-- Information provided start --

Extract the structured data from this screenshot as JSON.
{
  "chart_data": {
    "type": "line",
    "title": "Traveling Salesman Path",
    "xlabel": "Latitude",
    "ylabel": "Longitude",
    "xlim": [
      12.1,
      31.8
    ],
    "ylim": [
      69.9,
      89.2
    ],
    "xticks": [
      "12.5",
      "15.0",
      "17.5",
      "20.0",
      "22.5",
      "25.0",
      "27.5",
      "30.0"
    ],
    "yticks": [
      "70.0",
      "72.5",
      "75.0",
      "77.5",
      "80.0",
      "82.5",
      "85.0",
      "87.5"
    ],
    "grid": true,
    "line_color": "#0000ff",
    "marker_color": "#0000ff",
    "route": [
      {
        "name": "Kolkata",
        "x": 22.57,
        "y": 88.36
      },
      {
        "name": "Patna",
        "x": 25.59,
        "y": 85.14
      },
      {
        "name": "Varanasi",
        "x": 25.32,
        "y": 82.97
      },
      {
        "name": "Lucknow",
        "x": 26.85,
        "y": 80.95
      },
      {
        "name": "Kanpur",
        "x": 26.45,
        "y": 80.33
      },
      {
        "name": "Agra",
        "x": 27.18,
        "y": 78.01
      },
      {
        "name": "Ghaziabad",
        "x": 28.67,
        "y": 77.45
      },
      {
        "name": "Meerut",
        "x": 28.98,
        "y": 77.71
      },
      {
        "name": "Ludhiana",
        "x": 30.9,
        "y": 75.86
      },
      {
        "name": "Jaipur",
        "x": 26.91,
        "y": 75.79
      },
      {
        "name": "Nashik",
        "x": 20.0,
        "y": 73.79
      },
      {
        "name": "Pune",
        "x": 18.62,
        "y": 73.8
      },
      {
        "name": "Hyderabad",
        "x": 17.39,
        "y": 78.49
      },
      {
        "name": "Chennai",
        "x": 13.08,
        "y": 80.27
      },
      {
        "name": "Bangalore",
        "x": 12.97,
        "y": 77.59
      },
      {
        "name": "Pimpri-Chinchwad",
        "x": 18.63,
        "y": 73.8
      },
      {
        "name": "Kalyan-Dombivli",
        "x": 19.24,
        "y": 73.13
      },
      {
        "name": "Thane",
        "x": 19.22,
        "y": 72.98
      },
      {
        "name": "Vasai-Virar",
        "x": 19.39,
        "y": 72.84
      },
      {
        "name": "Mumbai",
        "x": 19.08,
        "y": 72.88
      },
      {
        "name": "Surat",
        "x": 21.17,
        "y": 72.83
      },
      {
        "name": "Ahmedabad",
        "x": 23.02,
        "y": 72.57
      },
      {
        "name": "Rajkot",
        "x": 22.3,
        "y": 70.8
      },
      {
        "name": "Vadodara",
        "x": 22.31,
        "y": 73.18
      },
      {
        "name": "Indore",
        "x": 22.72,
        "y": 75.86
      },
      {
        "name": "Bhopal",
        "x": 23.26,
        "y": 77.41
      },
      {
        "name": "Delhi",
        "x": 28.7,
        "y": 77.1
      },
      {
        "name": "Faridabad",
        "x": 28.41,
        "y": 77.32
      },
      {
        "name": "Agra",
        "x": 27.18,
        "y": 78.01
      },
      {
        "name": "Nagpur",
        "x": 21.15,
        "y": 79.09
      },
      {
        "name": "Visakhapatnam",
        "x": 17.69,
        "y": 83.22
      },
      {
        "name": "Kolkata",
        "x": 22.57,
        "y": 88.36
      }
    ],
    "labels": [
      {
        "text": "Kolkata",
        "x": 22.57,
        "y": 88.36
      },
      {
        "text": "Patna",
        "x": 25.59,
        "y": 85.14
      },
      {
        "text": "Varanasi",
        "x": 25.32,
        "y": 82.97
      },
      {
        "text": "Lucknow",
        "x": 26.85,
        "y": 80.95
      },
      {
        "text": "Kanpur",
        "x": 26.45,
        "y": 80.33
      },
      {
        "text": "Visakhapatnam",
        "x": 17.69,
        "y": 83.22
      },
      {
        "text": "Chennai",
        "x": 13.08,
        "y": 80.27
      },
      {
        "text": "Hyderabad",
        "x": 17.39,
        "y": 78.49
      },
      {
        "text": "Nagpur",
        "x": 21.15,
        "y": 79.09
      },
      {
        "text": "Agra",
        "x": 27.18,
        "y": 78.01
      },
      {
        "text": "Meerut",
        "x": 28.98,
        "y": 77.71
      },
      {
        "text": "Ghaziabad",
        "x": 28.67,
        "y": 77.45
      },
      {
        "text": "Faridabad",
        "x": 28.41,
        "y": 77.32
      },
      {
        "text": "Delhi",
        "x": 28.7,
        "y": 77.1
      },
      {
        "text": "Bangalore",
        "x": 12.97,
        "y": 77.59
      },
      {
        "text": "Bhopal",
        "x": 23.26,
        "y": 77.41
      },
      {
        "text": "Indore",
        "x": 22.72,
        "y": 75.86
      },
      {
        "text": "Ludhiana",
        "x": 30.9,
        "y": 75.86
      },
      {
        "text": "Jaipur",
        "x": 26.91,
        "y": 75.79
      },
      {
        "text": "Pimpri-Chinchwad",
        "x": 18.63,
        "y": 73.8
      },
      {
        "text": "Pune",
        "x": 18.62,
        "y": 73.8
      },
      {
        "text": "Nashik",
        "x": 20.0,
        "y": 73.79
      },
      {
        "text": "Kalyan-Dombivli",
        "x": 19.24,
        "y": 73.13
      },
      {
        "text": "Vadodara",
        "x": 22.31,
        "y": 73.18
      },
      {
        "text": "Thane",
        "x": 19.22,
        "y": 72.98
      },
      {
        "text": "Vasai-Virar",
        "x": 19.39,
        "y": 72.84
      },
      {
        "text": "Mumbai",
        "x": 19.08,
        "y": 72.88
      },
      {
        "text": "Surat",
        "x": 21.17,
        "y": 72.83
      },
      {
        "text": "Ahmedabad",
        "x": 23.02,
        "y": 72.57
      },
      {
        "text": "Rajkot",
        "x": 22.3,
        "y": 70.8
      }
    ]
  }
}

-- Information provided end --

▶ What to do
Return all of the entries exactly as written.

▶ Worked answer
Extract the structured data from this screenshot as JSON.
{
  "chart_data": {
    "type": "line",
    "title": "Traveling Salesman Path",
    "xlabel": "Latitude",
    "ylabel": "Longitude",
    "xlim": [
      12.1,
      31.8
    ],
    "ylim": [
      69.9,
      89.2
    ],
    "xticks": [
      "12.5",
      "15.0",
      "17.5",
      "20.0",
      "22.5",
      "25.0",
      "27.5",
      "30.0"
    ],
    "yticks": [
      "70.0",
      "72.5",
      "75.0",
      "77.5",
      "80.0",
      "82.5",
      "85.0",
      "87.5"
    ],
    "grid": true,
    "line_color": "#0000ff",
    "marker_color": "#0000ff",
    "route": [
      {
        "name": "Kolkata",
        "x": 22.57,
        "y": 88.36
      },
      {
        "name": "Patna",
        "x": 25.59,
        "y": 85.14
      },
      {
        "name": "Varanasi",
        "x": 25.32,
        "y": 82.97
      },
      {
        "name": "Lucknow",
        "x": 26.85,
        "y": 80.95
      },
      {
        "name": "Kanpur",
        "x": 26.45,
        "y": 80.33
      },
      {
        "name": "Agra",
        "x": 27.18,
        "y": 78.01
      },
      {
        "name": "Ghaziabad",
        "x": 28.67,
        "y": 77.45
      },
      {
        "name": "Meerut",
        "x": 28.98,
        "y": 77.71
      },
      {
        "name": "Ludhiana",
        "x": 30.9,
        "y": 75.86
      },
      {
        "name": "Jaipur",
        "x": 26.91,
        "y": 75.79
      },
      {
        "name": "Nashik",
        "x": 20.0,
        "y": 73.79
      },
      {
        "name": "Pune",
        "x": 18.62,
        "y": 73.8
      },
      {
        "name": "Hyderabad",
        "x": 17.39,
        "y": 78.49
      },
      {
        "name": "Chennai",
        "x": 13.08,
        "y": 80.27
      },
      {
        "name": "Bangalore",
        "x": 12.97,
        "y": 77.59
      },
      {
        "name": "Pimpri-Chinchwad",
        "x": 18.63,
        "y": 73.8
      },
      {
        "name": "Kalyan-Dombivli",
        "x": 19.24,
        "y": 73.13
      },
      {
        "name": "Thane",
        "x": 19.22,
        "y": 72.98
      },
      {
        "name": "Vasai-Virar",
        "x": 19.39,
        "y": 72.84
      },
      {
        "name": "Mumbai",
        "x": 19.08,
        "y": 72.88
      },
      {
        "name": "Surat",
        "x": 21.17,
        "y": 72.83
      },
      {
        "name": "Ahmedabad",
        "x": 23.02,
        "y": 72.57
      },
      {
        "name": "Rajkot",
        "x": 22.3,
        "y": 70.8
      },
      {
        "name": "Vadodara",
        "x": 22.31,
        "y": 73.18
      },
      {
        "name": "Indore",
        "x": 22.72,
        "y": 75.86
      },
      {
        "name": "Bhopal",
        "x": 23.26,
        "y": 77.41
      },
      {
        "name": "Delhi",
        "x": 28.7,
        "y": 77.1
      },
      {
        "name": "Faridabad",
        "x": 28.41,
        "y": 77.32
      },
      {
        "name": "Agra",
        "x": 27.18,
        "y": 78.01
      },
      {
        "name": "Nagpur",
        "x": 21.15,
        "y": 79.09
      },
      {
        "name": "Visakhapatnam",
        "x": 17.69,
        "y": 83.22
      },
      {
        "name": "Kolkata",
        "x": 22.57,
        "y": 88.36
      }
    ],
    "labels": [
      {
        "text": "Kolkata",
        "x": 22.57,
        "y": 88.36
      },
      {
        "text": "Patna",
        "x": 25.59,
        "y": 85.14
      },
      {
        "text": "Varanasi",
        "x": 25.32,
        "y": 82.97
      },
      {
        "text": "Lucknow",
        "x": 26.85,
        "y": 80.95
      },
      {
        "text": "Kanpur",
        "x": 26.45,
        "y": 80.33
      },
      {
        "text": "Visakhapatnam",
        "x": 17.69,
        "y": 83.22
      },
      {
        "text": "Chennai",
        "x": 13.08,
        "y": 80.27
      },
      {
        "text": "Hyderabad",
        "x": 17.39,
        "y": 78.49
      },
      {
        "text": "Nagpur",
        "x": 21.15,
        "y": 79.09
      },
      {
        "text": "Agra",
        "x": 27.18,
        "y": 78.01
      },
      {
        "text": "Meerut",
        "x": 28.98,
        "y": 77.71
      },
      {
        "text": "Ghaziabad",
        "x": 28.67,
        "y": 77.45
      },
      {
        "text": "Faridabad",
        "x": 28.41,
        "y": 77.32
      },
      {
        "text": "Delhi",
        "x": 28.7,
        "y": 77.1
      },
      {
        "text": "Bangalore",
        "x": 12.97,
        "y": 77.59
      },
      {
        "text": "Bhopal",
        "x": 23.26,
        "y": 77.41
      },
      {
        "text": "Indore",
        "x": 22.72,
        "y": 75.86
      },
      {
        "text": "Ludhiana",
        "x": 30.9,
        "y": 75.86
      },
      {
        "text": "Jaipur",
        "x": 26.91,
        "y": 75.79
      },
      {
        "text": "Pimpri-Chinchwad",
        "x": 18.63,
        "y": 73.8
      },
      {
        "text": "Pune",
        "x": 18.62,
        "y": 73.8
      },
      {
        "text": "Nashik",
        "x": 20.0,
        "y": 73.79
      },
      {
        "text": "Kalyan-Dombivli",
        "x": 19.24,
        "y": 73.13
      },
      {
        "text": "Vadodara",
        "x": 22.31,
        "y": 73.18
      },
      {
        "text": "Thane",
        "x": 19.22,
        "y": 72.98
      },
      {
        "text": "Vasai-Virar",
        "x": 19.39,
        "y": 72.84
      },
      {
        "text": "Mumbai",
        "x": 19.08,
        "y": 72.88
      },
      {
        "text": "Surat",
        "x": 21.17,
        "y": 72.83
      },
      {
        "text": "Ahmedabad",
        "x": 23.02,
        "y": 72.57
      },
      {
        "text": "Rajkot",
        "x": 22.3,
        "y": 70.8
      }
    ]
  }
}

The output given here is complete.